» **Record set**:

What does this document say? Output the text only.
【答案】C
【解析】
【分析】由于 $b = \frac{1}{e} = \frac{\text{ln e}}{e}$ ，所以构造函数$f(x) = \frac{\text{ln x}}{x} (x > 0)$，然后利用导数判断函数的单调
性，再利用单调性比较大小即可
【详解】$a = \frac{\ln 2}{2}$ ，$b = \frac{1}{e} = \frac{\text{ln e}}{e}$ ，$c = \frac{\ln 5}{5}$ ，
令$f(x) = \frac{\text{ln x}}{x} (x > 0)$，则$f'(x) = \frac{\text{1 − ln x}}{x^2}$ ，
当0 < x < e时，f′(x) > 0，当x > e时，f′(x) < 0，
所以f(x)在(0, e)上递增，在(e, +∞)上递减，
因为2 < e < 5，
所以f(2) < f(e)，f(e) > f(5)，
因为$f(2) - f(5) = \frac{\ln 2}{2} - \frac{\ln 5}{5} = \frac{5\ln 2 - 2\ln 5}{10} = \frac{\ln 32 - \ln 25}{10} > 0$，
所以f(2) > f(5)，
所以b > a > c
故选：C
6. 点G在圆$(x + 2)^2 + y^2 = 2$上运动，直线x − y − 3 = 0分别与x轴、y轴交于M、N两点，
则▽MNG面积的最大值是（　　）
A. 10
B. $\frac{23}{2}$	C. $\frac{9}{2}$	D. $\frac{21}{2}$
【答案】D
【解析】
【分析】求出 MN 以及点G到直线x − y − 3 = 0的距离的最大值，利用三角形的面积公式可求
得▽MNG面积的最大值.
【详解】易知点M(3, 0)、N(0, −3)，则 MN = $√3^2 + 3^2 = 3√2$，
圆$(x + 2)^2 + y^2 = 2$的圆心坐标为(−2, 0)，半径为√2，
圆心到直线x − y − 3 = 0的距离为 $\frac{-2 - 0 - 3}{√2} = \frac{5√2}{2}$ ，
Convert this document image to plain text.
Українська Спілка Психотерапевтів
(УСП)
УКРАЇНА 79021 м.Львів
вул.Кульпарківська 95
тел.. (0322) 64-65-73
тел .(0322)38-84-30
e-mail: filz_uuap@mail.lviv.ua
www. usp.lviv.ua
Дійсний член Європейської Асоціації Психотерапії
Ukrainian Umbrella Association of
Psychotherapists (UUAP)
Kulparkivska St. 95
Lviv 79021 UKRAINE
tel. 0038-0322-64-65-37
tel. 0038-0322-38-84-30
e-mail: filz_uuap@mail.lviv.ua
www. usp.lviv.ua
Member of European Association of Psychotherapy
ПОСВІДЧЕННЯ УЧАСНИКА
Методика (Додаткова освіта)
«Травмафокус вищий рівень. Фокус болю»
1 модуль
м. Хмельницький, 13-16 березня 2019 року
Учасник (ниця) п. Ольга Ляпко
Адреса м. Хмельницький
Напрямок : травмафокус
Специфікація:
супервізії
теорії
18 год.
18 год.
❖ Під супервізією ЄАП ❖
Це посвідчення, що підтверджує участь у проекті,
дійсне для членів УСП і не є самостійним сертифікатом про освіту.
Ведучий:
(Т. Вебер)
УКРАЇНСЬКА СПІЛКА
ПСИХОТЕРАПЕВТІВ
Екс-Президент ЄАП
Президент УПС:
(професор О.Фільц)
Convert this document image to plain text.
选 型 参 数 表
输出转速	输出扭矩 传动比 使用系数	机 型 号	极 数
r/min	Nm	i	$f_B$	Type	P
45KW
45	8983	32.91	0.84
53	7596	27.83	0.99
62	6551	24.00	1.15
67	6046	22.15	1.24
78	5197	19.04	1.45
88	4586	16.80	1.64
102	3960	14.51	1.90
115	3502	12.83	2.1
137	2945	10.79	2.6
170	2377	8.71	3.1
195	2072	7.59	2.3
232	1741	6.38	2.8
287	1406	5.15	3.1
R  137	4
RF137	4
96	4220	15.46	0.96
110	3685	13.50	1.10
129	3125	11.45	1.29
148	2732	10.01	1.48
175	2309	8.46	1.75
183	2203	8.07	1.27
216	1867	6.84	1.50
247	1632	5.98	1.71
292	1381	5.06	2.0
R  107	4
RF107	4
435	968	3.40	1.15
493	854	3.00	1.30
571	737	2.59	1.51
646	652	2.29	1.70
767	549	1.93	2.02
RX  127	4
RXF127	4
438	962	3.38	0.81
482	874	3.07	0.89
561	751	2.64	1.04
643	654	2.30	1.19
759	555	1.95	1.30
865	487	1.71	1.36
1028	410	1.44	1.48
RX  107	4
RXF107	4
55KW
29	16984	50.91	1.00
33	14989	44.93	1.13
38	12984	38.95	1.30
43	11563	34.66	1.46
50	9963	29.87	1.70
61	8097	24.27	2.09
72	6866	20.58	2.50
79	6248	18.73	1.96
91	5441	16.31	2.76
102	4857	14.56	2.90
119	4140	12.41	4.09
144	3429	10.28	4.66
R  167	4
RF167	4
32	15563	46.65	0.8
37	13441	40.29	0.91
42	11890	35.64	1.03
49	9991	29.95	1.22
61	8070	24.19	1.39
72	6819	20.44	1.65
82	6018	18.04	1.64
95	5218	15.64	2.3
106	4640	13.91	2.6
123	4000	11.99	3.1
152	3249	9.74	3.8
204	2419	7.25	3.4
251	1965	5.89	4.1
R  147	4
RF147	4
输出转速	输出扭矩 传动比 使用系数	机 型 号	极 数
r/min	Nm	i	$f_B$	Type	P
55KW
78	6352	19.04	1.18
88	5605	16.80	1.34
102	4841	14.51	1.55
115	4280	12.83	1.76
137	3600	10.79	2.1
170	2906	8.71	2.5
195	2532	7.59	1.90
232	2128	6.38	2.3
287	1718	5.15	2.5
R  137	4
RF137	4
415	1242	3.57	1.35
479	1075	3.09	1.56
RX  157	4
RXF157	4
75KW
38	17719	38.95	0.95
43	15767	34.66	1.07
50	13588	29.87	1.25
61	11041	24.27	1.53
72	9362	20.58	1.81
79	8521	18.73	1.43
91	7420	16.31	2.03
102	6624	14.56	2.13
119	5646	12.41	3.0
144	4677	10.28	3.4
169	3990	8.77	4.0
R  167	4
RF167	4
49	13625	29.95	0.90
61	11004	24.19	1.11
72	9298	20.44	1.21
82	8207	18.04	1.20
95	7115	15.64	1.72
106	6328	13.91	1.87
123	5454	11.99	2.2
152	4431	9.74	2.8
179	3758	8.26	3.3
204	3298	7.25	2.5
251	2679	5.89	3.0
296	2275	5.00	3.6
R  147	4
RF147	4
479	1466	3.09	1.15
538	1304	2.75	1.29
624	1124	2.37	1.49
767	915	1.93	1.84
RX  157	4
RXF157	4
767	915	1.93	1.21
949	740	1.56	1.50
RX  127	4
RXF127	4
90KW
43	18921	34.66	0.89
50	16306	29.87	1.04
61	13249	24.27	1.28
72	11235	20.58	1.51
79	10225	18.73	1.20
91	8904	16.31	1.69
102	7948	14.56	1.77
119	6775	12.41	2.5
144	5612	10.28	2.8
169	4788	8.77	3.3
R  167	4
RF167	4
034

» **Requirements**: Reproduce each entry from the records above, character for character.

» **Solved problem**:
What does this document say? Output the text only.
【答案】C
【解析】
【分析】由于 $b = \frac{1}{e} = \frac{\text{ln e}}{e}$ ，所以构造函数$f(x) = \frac{\text{ln x}}{x} (x > 0)$，然后利用导数判断函数的单调
性，再利用单调性比较大小即可
【详解】$a = \frac{\ln 2}{2}$ ，$b = \frac{1}{e} = \frac{\text{ln e}}{e}$ ，$c = \frac{\ln 5}{5}$ ，
令$f(x) = \frac{\text{ln x}}{x} (x > 0)$，则$f'(x) = \frac{\text{1 − ln x}}{x^2}$ ，
当0 < x < e时，f′(x) > 0，当x > e时，f′(x) < 0，
所以f(x)在(0, e)上递增，在(e, +∞)上递减，
因为2 < e < 5，
所以f(2) < f(e)，f(e) > f(5)，
因为$f(2) - f(5) = \frac{\ln 2}{2} - \frac{\ln 5}{5} = \frac{5\ln 2 - 2\ln 5}{10} = \frac{\ln 32 - \ln 25}{10} > 0$，
所以f(2) > f(5)，
所以b > a > c
故选：C
6. 点G在圆$(x + 2)^2 + y^2 = 2$上运动，直线x − y − 3 = 0分别与x轴、y轴交于M、N两点，
则▽MNG面积的最大值是（　　）
A. 10
B. $\frac{23}{2}$	C. $\frac{9}{2}$	D. $\frac{21}{2}$
【答案】D
【解析】
【分析】求出 MN 以及点G到直线x − y − 3 = 0的距离的最大值，利用三角形的面积公式可求
得▽MNG面积的最大值.
【详解】易知点M(3, 0)、N(0, −3)，则 MN = $√3^2 + 3^2 = 3√2$，
圆$(x + 2)^2 + y^2 = 2$的圆心坐标为(−2, 0)，半径为√2，
圆心到直线x − y − 3 = 0的距离为 $\frac{-2 - 0 - 3}{√2} = \frac{5√2}{2}$ ，
Convert this document image to plain text.
Українська Спілка Психотерапевтів
(УСП)
УКРАЇНА 79021 м.Львів
вул.Кульпарківська 95
тел.. (0322) 64-65-73
тел .(0322)38-84-30
e-mail: filz_uuap@mail.lviv.ua
www. usp.lviv.ua
Дійсний член Європейської Асоціації Психотерапії
Ukrainian Umbrella Association of
Psychotherapists (UUAP)
Kulparkivska St. 95
Lviv 79021 UKRAINE
tel. 0038-0322-64-65-37
tel. 0038-0322-38-84-30
e-mail: filz_uuap@mail.lviv.ua
www. usp.lviv.ua
Member of European Association of Psychotherapy
ПОСВІДЧЕННЯ УЧАСНИКА
Методика (Додаткова освіта)
«Травмафокус вищий рівень. Фокус болю»
1 модуль
м. Хмельницький, 13-16 березня 2019 року
Учасник (ниця) п. Ольга Ляпко
Адреса м. Хмельницький
Напрямок : травмафокус
Специфікація:
супервізії
теорії
18 год.
18 год.
❖ Під супервізією ЄАП ❖
Це посвідчення, що підтверджує участь у проекті,
дійсне для членів УСП і не є самостійним сертифікатом про освіту.
Ведучий:
(Т. Вебер)
УКРАЇНСЬКА СПІЛКА
ПСИХОТЕРАПЕВТІВ
Екс-Президент ЄАП
Президент УПС:
(професор О.Фільц)
Convert this document image to plain text.
选 型 参 数 表
输出转速	输出扭矩 传动比 使用系数	机 型 号	极 数
r/min	Nm	i	$f_B$	Type	P
45KW
45	8983	32.91	0.84
53	7596	27.83	0.99
62	6551	24.00	1.15
67	6046	22.15	1.24
78	5197	19.04	1.45
88	4586	16.80	1.64
102	3960	14.51	1.90
115	3502	12.83	2.1
137	2945	10.79	2.6
170	2377	8.71	3.1
195	2072	7.59	2.3
232	1741	6.38	2.8
287	1406	5.15	3.1
R  137	4
RF137	4
96	4220	15.46	0.96
110	3685	13.50	1.10
129	3125	11.45	1.29
148	2732	10.01	1.48
175	2309	8.46	1.75
183	2203	8.07	1.27
216	1867	6.84	1.50
247	1632	5.98	1.71
292	1381	5.06	2.0
R  107	4
RF107	4
435	968	3.40	1.15
493	854	3.00	1.30
571	737	2.59	1.51
646	652	2.29	1.70
767	549	1.93	2.02
RX  127	4
RXF127	4
438	962	3.38	0.81
482	874	3.07	0.89
561	751	2.64	1.04
643	654	2.30	1.19
759	555	1.95	1.30
865	487	1.71	1.36
1028	410	1.44	1.48
RX  107	4
RXF107	4
55KW
29	16984	50.91	1.00
33	14989	44.93	1.13
38	12984	38.95	1.30
43	11563	34.66	1.46
50	9963	29.87	1.70
61	8097	24.27	2.09
72	6866	20.58	2.50
79	6248	18.73	1.96
91	5441	16.31	2.76
102	4857	14.56	2.90
119	4140	12.41	4.09
144	3429	10.28	4.66
R  167	4
RF167	4
32	15563	46.65	0.8
37	13441	40.29	0.91
42	11890	35.64	1.03
49	9991	29.95	1.22
61	8070	24.19	1.39
72	6819	20.44	1.65
82	6018	18.04	1.64
95	5218	15.64	2.3
106	4640	13.91	2.6
123	4000	11.99	3.1
152	3249	9.74	3.8
204	2419	7.25	3.4
251	1965	5.89	4.1
R  147	4
RF147	4
输出转速	输出扭矩 传动比 使用系数	机 型 号	极 数
r/min	Nm	i	$f_B$	Type	P
55KW
78	6352	19.04	1.18
88	5605	16.80	1.34
102	4841	14.51	1.55
115	4280	12.83	1.76
137	3600	10.79	2.1
170	2906	8.71	2.5
195	2532	7.59	1.90
232	2128	6.38	2.3
287	1718	5.15	2.5
R  137	4
RF137	4
415	1242	3.57	1.35
479	1075	3.09	1.56
RX  157	4
RXF157	4
75KW
38	17719	38.95	0.95
43	15767	34.66	1.07
50	13588	29.87	1.25
61	11041	24.27	1.53
72	9362	20.58	1.81
79	8521	18.73	1.43
91	7420	16.31	2.03
102	6624	14.56	2.13
119	5646	12.41	3.0
144	4677	10.28	3.4
169	3990	8.77	4.0
R  167	4
RF167	4
49	13625	29.95	0.90
61	11004	24.19	1.11
72	9298	20.44	1.21
82	8207	18.04	1.20
95	7115	15.64	1.72
106	6328	13.91	1.87
123	5454	11.99	2.2
152	4431	9.74	2.8
179	3758	8.26	3.3
204	3298	7.25	2.5
251	2679	5.89	3.0
296	2275	5.00	3.6
R  147	4
RF147	4
479	1466	3.09	1.15
538	1304	2.75	1.29
624	1124	2.37	1.49
767	915	1.93	1.84
RX  157	4
RXF157	4
767	915	1.93	1.21
949	740	1.56	1.50
RX  127	4
RXF127	4
90KW
43	18921	34.66	0.89
50	16306	29.87	1.04
61	13249	24.27	1.28
72	11235	20.58	1.51
79	10225	18.73	1.20
91	8904	16.31	1.69
102	7948	14.56	1.77
119	6775	12.41	2.5
144	5612	10.28	2.8
169	4788	8.77	3.3
R  167	4
RF167	4
034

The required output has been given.